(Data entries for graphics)
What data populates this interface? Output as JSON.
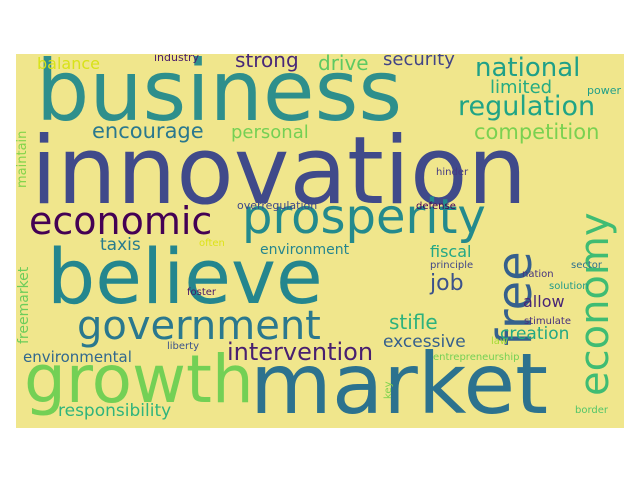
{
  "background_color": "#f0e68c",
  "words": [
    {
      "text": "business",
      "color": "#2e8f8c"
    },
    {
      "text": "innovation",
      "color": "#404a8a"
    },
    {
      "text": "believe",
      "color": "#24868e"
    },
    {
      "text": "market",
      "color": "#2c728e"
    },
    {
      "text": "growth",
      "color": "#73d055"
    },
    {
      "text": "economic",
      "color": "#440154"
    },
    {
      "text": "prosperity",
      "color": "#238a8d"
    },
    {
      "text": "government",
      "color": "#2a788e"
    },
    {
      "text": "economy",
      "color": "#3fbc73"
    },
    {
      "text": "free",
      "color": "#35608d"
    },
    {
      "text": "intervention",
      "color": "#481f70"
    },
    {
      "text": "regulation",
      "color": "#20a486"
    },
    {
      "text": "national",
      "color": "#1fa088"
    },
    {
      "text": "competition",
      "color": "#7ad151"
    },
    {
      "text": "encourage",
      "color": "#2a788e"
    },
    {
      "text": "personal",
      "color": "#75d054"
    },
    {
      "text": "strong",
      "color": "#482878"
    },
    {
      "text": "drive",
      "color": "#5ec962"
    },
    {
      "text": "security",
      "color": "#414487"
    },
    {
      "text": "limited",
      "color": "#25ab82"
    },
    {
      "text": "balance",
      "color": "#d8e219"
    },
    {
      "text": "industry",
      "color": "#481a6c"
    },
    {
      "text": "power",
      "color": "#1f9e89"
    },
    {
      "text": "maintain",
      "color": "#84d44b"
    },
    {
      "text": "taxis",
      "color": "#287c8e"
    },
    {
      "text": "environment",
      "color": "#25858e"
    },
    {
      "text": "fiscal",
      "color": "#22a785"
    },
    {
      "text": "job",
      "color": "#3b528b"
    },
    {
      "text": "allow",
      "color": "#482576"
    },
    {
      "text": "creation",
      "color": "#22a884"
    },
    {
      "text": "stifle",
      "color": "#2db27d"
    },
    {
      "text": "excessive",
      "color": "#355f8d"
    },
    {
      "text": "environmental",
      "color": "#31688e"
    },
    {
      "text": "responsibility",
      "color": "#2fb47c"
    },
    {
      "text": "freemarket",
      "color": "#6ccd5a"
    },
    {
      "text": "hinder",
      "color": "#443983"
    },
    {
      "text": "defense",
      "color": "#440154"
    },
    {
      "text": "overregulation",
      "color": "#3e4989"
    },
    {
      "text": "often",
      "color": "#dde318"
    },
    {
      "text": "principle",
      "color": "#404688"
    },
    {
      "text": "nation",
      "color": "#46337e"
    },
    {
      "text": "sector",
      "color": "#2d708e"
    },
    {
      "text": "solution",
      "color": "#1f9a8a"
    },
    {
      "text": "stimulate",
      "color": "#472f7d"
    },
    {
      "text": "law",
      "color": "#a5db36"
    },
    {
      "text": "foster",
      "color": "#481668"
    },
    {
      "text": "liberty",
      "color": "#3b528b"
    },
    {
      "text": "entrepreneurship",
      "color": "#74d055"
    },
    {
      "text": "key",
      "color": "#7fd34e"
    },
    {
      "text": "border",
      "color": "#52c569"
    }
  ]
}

==

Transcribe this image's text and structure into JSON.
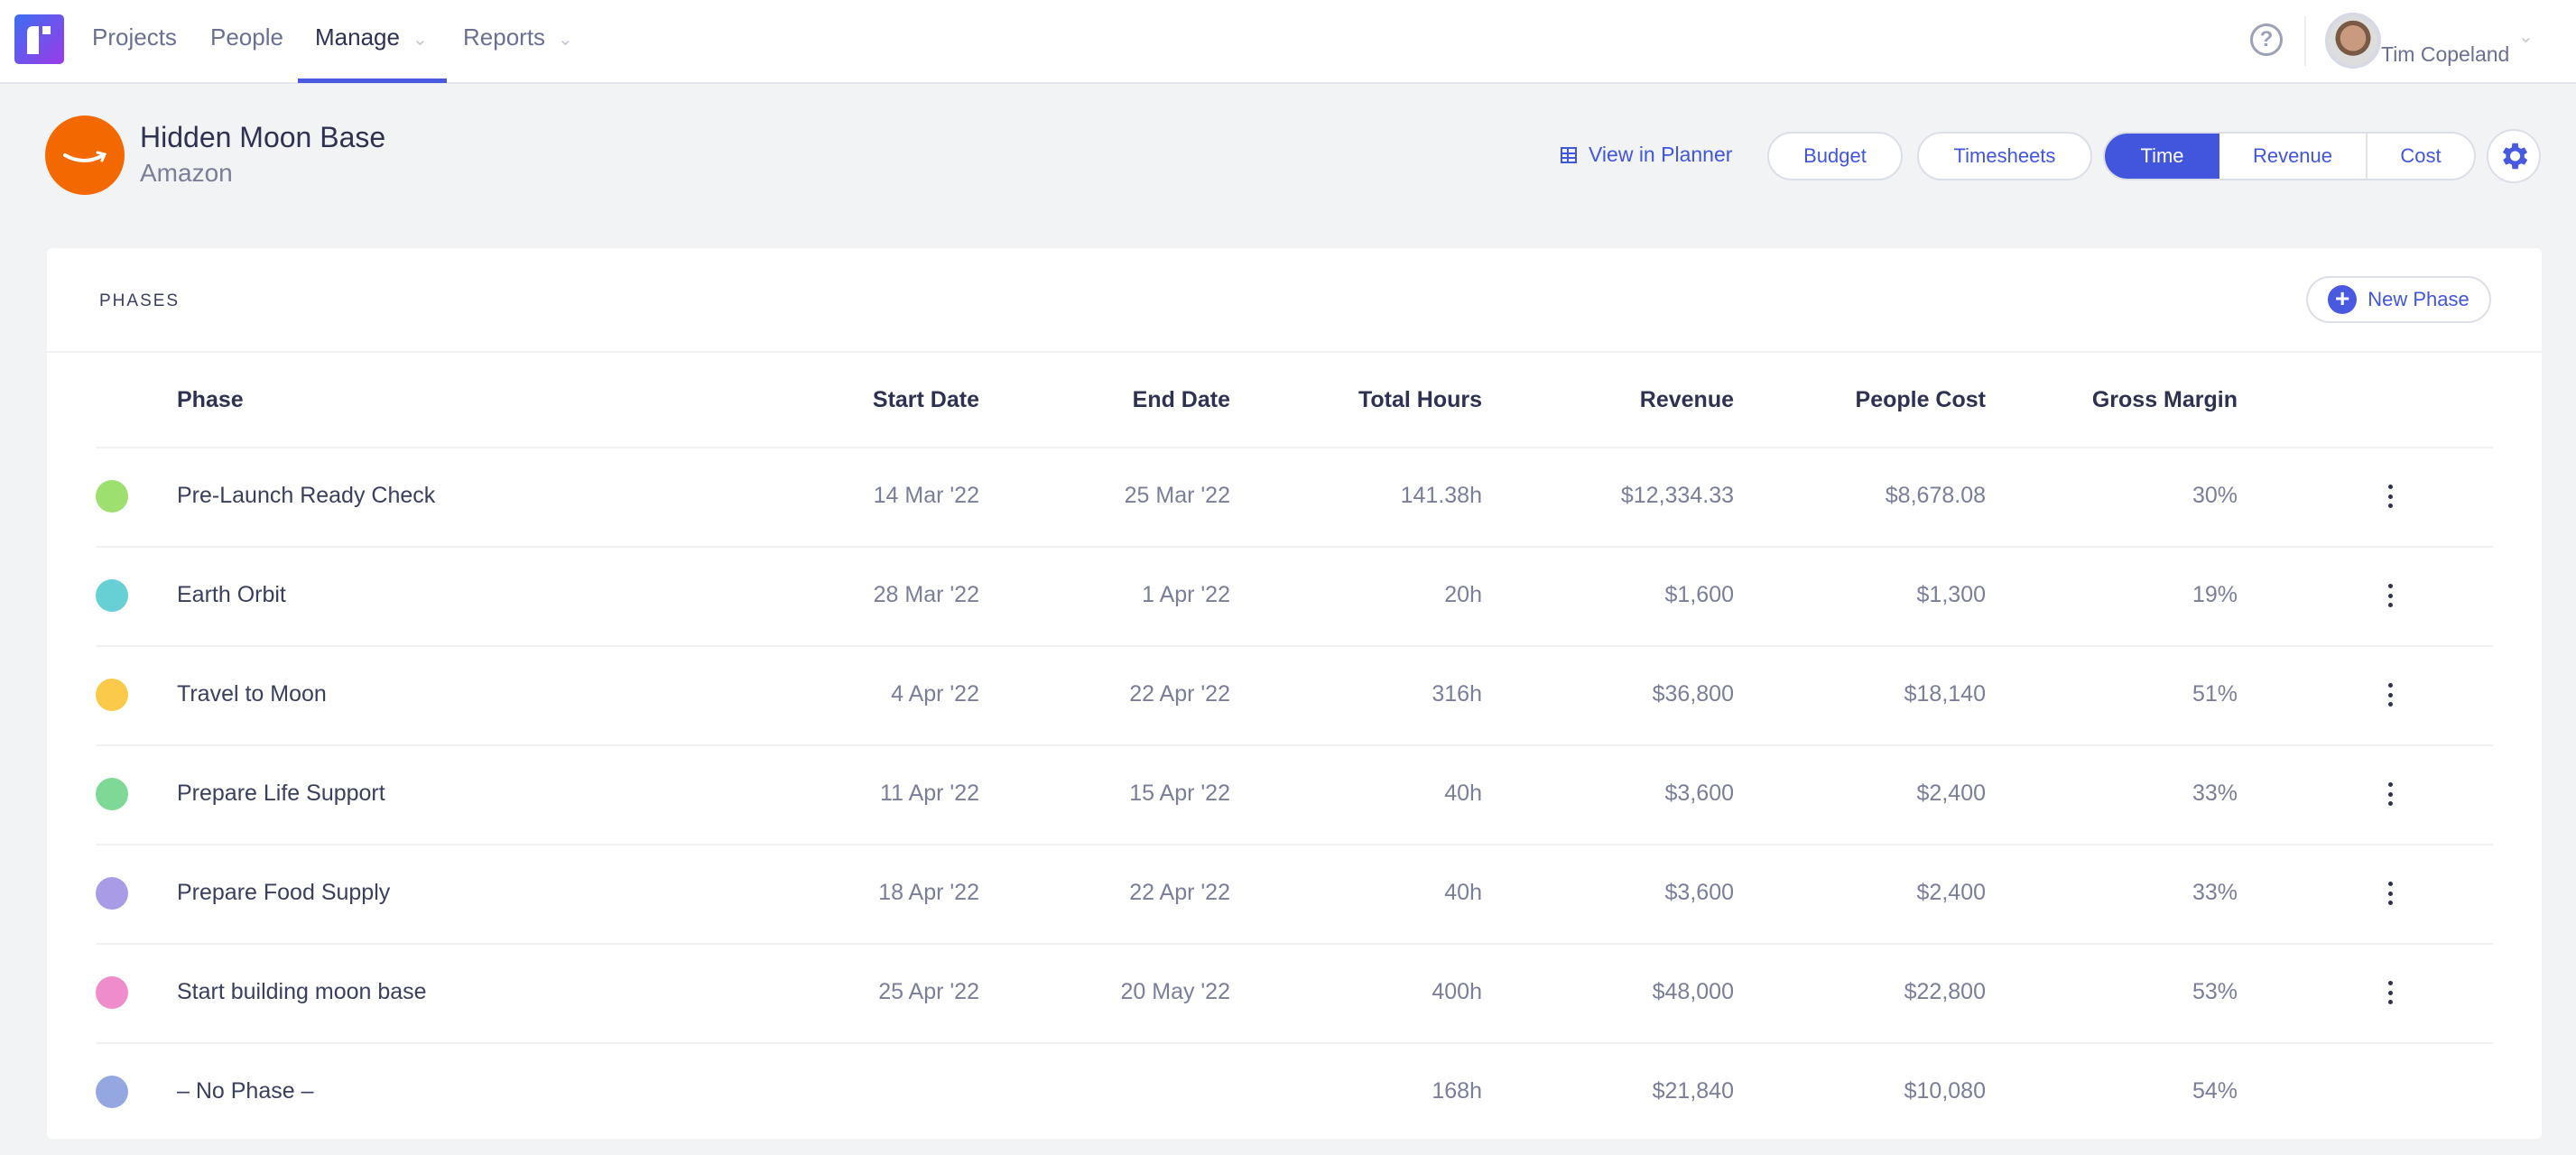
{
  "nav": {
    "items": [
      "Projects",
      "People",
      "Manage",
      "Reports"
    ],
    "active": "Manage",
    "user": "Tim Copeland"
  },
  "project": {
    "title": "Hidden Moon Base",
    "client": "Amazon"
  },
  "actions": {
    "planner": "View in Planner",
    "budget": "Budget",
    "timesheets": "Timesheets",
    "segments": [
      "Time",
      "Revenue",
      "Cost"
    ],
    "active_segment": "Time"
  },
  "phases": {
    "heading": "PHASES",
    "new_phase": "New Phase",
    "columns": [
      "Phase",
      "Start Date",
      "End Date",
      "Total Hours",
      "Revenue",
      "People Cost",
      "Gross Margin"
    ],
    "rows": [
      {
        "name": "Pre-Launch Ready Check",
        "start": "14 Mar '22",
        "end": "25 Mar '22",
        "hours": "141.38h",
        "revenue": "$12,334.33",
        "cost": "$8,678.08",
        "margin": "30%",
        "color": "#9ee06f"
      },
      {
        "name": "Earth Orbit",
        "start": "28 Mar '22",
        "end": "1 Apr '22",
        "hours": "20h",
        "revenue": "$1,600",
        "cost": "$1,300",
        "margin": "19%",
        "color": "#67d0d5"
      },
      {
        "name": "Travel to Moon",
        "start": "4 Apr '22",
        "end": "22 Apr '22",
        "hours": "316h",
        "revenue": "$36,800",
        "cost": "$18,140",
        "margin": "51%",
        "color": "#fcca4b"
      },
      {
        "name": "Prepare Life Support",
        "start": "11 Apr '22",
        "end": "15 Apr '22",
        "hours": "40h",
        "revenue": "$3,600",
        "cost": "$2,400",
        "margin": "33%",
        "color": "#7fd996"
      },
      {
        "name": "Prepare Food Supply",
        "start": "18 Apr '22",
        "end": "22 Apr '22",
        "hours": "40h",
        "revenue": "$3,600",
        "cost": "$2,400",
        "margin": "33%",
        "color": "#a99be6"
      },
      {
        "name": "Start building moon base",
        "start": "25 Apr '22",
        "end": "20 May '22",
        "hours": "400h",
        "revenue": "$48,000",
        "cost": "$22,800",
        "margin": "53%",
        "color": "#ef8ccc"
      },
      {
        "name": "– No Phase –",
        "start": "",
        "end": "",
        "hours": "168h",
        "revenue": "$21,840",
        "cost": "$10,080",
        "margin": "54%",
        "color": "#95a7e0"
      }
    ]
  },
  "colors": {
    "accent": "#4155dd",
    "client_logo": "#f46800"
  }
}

==

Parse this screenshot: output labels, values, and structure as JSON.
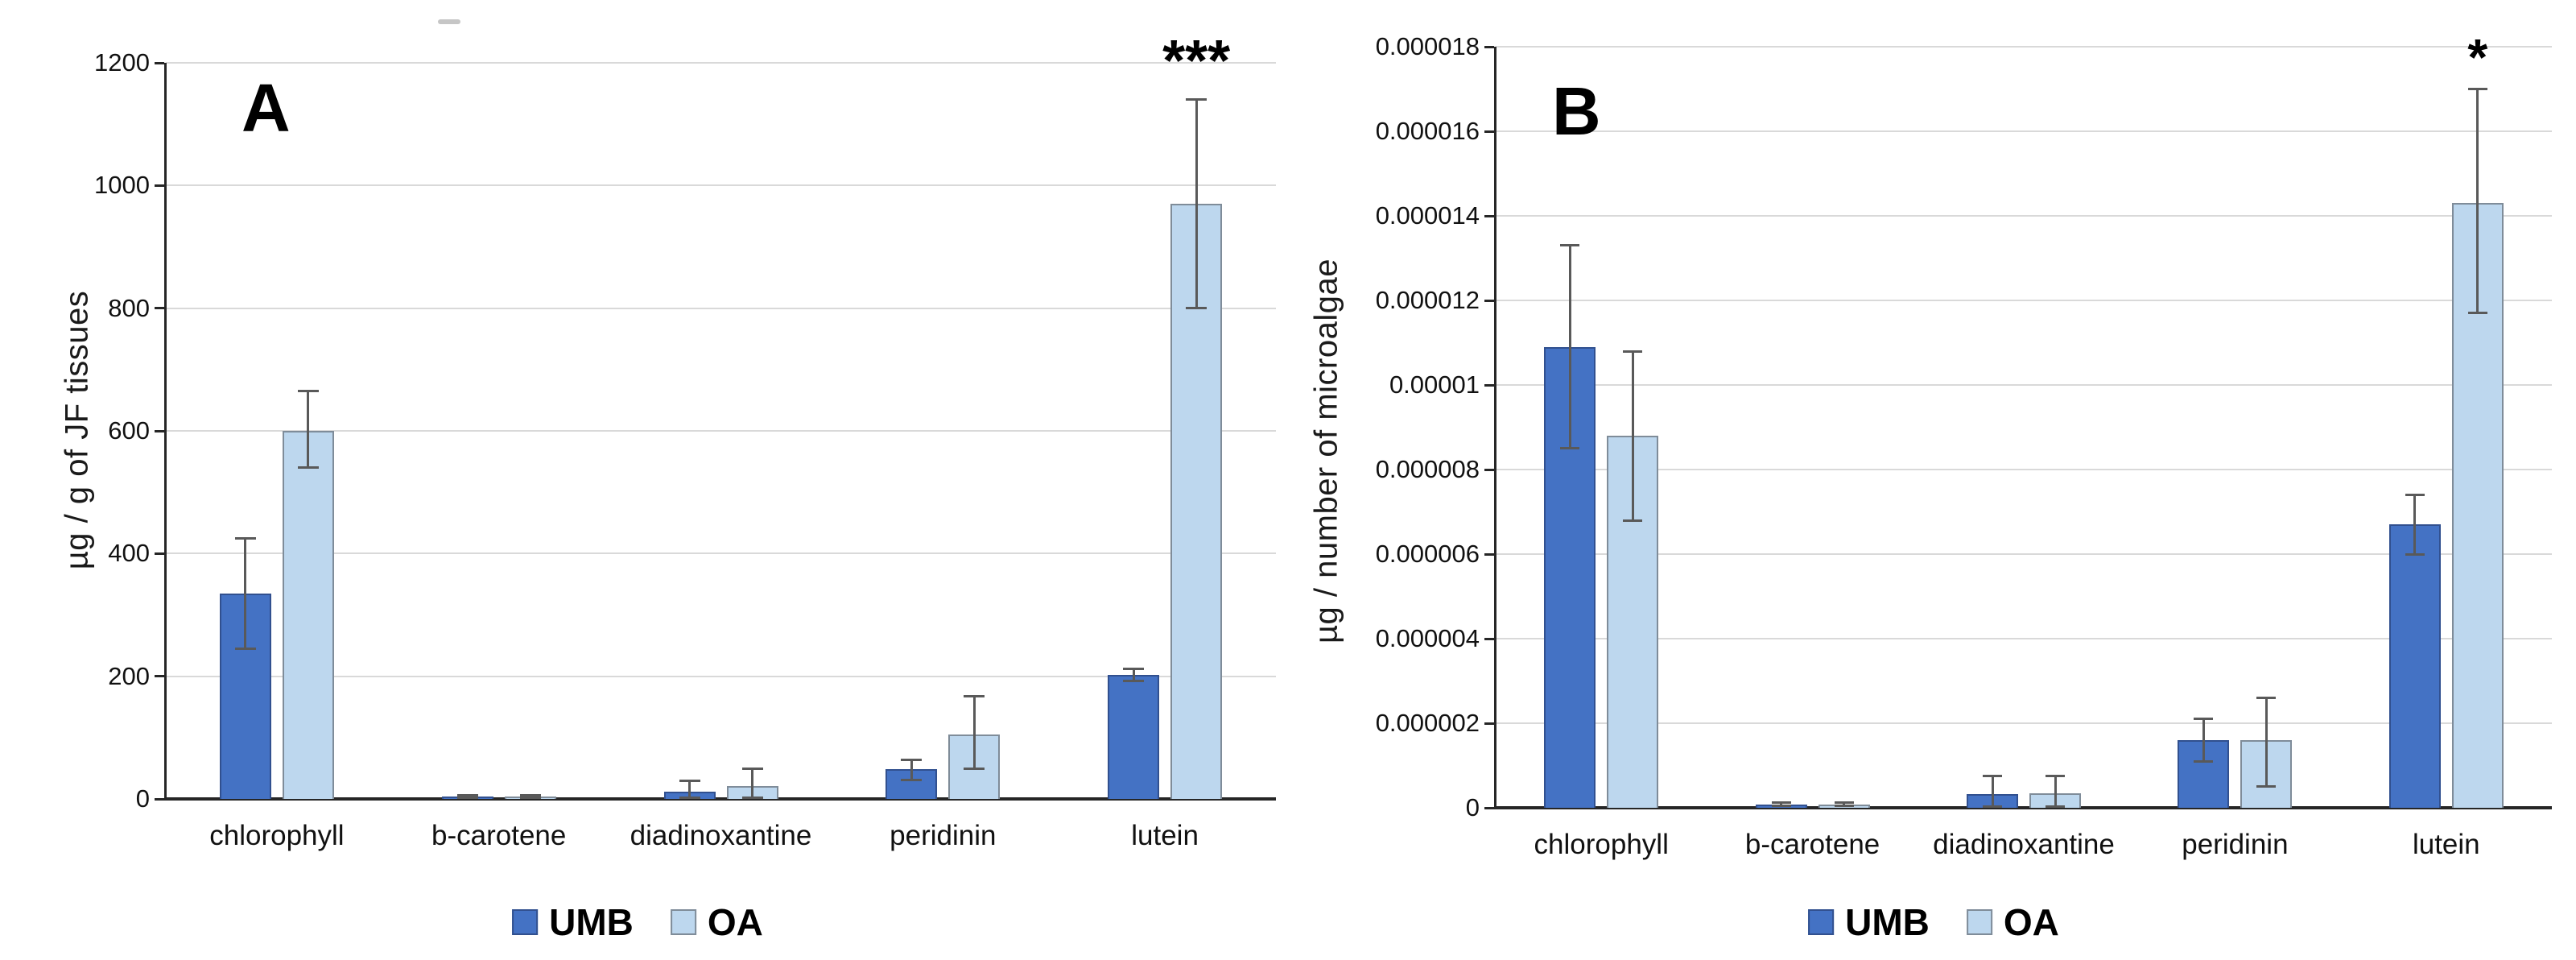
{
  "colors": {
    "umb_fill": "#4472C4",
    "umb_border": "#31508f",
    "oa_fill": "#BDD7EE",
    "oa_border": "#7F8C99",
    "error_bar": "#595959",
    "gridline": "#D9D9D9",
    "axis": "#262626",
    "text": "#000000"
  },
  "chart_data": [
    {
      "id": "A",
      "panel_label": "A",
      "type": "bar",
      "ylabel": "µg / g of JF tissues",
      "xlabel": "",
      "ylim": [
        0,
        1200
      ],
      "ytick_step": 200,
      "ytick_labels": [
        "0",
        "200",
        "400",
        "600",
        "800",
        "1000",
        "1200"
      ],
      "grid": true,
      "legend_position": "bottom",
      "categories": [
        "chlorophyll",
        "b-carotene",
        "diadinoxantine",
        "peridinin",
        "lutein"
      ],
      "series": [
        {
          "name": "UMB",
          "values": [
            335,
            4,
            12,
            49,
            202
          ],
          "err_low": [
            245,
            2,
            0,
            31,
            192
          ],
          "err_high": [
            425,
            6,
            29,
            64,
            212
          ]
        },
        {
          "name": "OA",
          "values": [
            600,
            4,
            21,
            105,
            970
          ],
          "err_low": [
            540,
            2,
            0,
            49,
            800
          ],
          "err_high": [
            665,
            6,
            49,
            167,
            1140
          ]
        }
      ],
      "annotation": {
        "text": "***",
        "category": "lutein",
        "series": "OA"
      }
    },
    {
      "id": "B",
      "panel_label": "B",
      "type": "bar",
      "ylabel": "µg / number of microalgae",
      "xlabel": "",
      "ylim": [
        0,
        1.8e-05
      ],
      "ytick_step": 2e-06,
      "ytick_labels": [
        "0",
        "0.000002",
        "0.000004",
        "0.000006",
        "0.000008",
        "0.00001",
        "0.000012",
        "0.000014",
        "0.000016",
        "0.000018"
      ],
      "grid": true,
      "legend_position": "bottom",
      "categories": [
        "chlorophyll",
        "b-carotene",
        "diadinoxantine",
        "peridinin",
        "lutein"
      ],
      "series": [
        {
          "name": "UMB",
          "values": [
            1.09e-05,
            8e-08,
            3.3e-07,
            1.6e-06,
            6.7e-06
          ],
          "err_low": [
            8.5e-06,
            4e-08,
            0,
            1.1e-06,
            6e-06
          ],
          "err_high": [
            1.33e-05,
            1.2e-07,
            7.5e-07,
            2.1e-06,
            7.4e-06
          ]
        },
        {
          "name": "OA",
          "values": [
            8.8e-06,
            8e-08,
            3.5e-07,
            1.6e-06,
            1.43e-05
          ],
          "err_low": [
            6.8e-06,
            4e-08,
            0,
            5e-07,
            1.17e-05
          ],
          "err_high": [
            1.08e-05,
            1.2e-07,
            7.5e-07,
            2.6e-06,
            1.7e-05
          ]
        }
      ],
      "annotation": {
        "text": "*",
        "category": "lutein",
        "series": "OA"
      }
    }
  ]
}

• OBJECTIVE
Work out how many lines in the entries hold the string "structure". Your answer should consist solely of that number.

• WRITTEN RESPONSE
2